## Prompt
Tally every line of the material where "Breast" occurs, then write the total by itself.
(Source information begins)
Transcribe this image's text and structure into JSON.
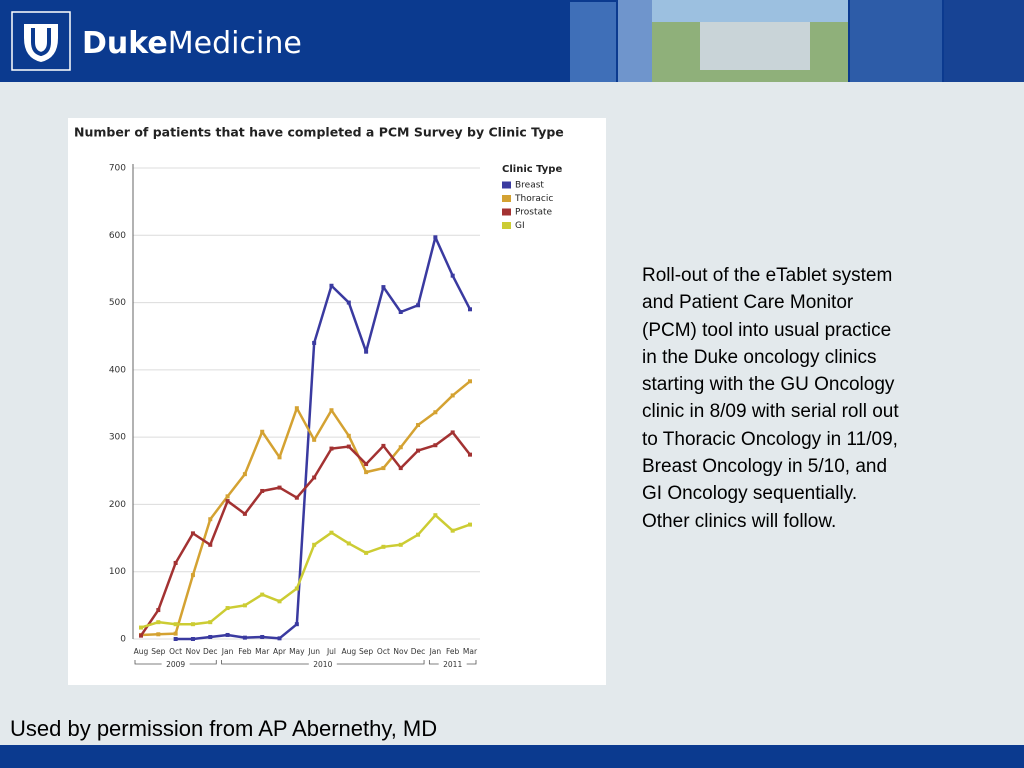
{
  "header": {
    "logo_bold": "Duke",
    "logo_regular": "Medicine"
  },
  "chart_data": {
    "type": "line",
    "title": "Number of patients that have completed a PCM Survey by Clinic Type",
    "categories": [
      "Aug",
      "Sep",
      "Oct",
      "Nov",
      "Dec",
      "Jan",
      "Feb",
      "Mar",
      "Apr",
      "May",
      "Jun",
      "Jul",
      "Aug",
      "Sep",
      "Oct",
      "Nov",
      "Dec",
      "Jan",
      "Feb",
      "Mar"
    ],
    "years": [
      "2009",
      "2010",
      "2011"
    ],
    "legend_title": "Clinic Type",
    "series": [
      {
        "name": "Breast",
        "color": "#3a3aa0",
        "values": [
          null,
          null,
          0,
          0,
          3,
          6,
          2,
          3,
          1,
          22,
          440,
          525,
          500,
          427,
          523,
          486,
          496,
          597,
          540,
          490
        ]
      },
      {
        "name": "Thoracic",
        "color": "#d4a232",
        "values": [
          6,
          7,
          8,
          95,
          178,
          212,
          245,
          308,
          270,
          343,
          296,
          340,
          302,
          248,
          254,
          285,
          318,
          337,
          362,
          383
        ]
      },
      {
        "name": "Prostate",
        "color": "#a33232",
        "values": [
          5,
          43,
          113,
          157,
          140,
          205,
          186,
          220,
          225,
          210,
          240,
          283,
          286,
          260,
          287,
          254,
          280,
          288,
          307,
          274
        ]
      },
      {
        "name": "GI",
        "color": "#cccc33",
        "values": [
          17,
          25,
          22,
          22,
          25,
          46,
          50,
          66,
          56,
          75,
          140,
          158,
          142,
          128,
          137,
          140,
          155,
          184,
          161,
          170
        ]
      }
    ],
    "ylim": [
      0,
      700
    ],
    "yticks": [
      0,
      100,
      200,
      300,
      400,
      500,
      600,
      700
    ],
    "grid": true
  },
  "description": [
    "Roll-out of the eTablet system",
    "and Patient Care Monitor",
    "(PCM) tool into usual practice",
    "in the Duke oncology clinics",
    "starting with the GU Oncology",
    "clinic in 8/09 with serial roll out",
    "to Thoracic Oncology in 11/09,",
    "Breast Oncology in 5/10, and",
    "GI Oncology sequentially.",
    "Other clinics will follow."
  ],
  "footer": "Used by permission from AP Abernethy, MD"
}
(Source information ends)
(Source information begins)
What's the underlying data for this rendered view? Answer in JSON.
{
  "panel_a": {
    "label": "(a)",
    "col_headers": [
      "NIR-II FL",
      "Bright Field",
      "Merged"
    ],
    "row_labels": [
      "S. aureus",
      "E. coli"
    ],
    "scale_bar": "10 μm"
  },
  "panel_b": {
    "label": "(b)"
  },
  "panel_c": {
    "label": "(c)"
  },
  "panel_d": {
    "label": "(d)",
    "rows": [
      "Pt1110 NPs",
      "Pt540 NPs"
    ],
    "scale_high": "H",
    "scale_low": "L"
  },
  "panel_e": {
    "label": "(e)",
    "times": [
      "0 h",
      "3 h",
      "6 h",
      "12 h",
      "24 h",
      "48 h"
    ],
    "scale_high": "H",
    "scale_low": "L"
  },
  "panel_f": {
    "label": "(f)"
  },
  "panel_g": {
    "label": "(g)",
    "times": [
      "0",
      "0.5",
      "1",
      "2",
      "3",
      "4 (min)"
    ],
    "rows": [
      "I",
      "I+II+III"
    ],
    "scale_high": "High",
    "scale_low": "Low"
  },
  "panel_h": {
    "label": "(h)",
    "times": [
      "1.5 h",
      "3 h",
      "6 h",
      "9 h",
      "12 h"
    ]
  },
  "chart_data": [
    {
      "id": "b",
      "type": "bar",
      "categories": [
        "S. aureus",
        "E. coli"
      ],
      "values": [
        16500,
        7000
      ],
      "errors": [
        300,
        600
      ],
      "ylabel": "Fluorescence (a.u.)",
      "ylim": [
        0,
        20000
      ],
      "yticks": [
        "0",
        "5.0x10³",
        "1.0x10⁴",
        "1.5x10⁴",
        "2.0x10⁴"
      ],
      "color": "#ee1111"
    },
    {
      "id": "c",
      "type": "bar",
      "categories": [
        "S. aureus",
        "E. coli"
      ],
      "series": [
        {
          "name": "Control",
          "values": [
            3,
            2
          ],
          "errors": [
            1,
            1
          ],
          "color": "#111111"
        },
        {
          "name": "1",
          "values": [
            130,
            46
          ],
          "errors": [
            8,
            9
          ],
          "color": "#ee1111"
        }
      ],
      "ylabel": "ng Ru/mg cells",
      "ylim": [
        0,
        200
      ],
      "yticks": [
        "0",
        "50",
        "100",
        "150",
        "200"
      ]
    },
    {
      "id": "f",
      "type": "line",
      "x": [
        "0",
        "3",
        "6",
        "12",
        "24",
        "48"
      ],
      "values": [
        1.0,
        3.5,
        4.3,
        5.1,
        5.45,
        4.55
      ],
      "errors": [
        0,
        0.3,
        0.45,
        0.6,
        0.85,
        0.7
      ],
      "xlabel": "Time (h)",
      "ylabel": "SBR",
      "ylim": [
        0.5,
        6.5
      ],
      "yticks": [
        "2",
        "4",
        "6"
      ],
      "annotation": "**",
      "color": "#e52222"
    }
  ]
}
(Source information ends)
(Source information begins)
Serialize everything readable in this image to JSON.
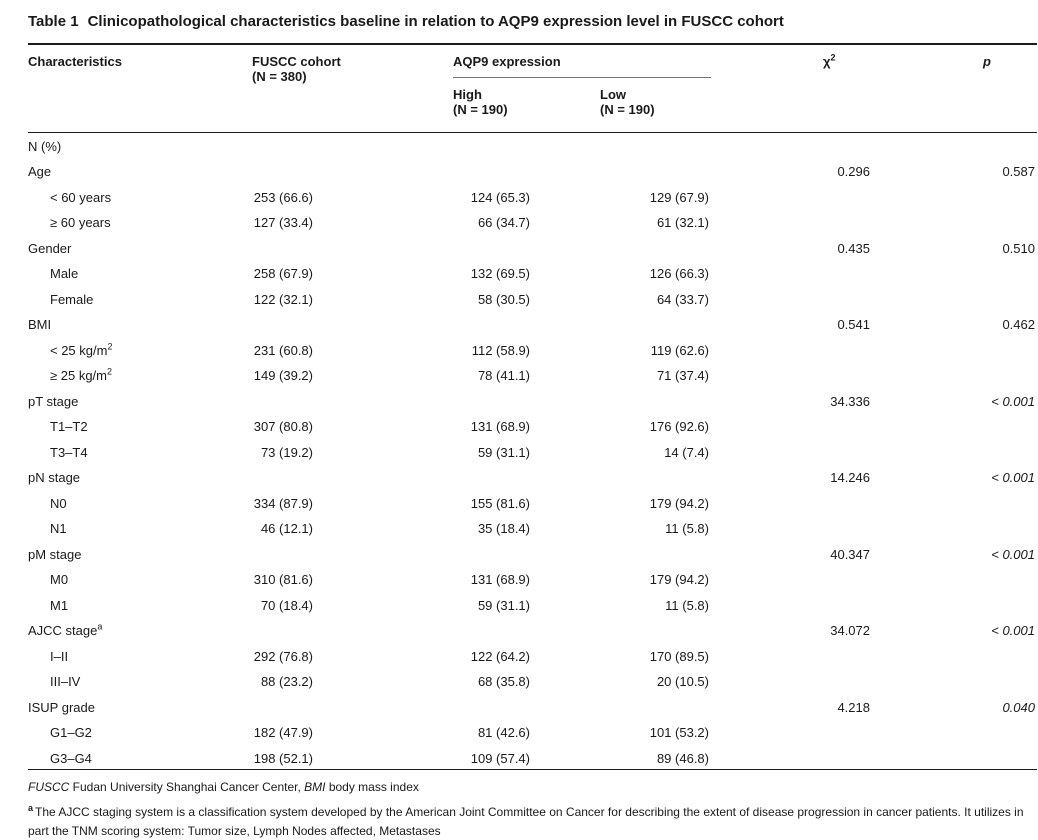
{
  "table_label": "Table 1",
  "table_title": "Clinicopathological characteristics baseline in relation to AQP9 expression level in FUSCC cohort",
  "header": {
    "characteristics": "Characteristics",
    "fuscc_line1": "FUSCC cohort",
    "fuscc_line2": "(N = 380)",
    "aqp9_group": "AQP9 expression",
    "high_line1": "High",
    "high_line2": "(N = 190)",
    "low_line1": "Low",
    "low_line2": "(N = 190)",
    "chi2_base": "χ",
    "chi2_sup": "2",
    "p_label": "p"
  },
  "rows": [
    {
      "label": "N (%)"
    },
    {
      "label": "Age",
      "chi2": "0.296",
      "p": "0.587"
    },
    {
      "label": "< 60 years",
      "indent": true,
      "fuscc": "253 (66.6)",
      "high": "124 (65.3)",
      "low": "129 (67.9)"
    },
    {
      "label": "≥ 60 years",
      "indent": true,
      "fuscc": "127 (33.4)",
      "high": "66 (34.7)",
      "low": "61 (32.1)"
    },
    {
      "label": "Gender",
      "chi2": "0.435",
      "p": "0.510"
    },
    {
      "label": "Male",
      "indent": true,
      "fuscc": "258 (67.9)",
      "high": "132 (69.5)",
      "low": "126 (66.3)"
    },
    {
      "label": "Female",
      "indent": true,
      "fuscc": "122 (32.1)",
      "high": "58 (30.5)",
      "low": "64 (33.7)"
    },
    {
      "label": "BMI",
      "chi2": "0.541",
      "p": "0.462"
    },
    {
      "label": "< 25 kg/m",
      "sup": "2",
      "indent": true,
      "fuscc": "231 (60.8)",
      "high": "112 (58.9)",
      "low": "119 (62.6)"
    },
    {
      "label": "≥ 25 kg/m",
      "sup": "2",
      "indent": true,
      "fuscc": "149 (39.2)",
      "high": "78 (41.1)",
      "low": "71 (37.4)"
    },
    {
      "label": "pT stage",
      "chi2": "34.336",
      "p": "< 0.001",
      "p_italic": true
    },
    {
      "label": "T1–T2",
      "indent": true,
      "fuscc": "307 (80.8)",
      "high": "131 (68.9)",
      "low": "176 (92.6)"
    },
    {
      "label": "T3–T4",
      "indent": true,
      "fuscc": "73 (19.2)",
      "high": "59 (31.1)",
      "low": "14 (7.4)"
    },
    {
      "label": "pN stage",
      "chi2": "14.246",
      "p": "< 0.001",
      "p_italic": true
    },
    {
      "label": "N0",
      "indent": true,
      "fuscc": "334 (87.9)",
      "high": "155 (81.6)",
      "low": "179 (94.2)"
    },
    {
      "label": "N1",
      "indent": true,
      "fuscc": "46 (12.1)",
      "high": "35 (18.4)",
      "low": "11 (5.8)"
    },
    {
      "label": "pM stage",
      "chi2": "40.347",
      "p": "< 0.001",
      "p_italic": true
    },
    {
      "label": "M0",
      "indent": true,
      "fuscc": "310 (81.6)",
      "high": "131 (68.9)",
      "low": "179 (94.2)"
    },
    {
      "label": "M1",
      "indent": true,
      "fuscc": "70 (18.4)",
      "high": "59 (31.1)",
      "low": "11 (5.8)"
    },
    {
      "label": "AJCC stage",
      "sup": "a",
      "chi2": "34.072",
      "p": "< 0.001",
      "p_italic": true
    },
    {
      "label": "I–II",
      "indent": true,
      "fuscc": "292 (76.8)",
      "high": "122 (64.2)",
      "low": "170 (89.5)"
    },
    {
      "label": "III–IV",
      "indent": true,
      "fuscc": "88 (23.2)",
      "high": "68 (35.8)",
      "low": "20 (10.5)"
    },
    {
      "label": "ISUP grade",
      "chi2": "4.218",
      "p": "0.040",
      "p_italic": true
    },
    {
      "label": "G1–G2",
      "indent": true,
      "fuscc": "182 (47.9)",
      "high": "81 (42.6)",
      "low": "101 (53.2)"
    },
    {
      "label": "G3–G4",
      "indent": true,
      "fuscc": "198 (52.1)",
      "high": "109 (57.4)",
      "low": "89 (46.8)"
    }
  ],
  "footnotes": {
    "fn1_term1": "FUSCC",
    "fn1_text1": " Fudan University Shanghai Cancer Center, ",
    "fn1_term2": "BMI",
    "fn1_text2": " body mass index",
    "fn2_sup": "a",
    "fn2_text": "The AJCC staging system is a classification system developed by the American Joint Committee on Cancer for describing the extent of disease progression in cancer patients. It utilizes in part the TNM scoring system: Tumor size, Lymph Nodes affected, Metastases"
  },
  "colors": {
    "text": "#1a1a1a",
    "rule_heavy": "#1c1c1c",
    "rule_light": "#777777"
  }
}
(Source information ends)
## Answer area
2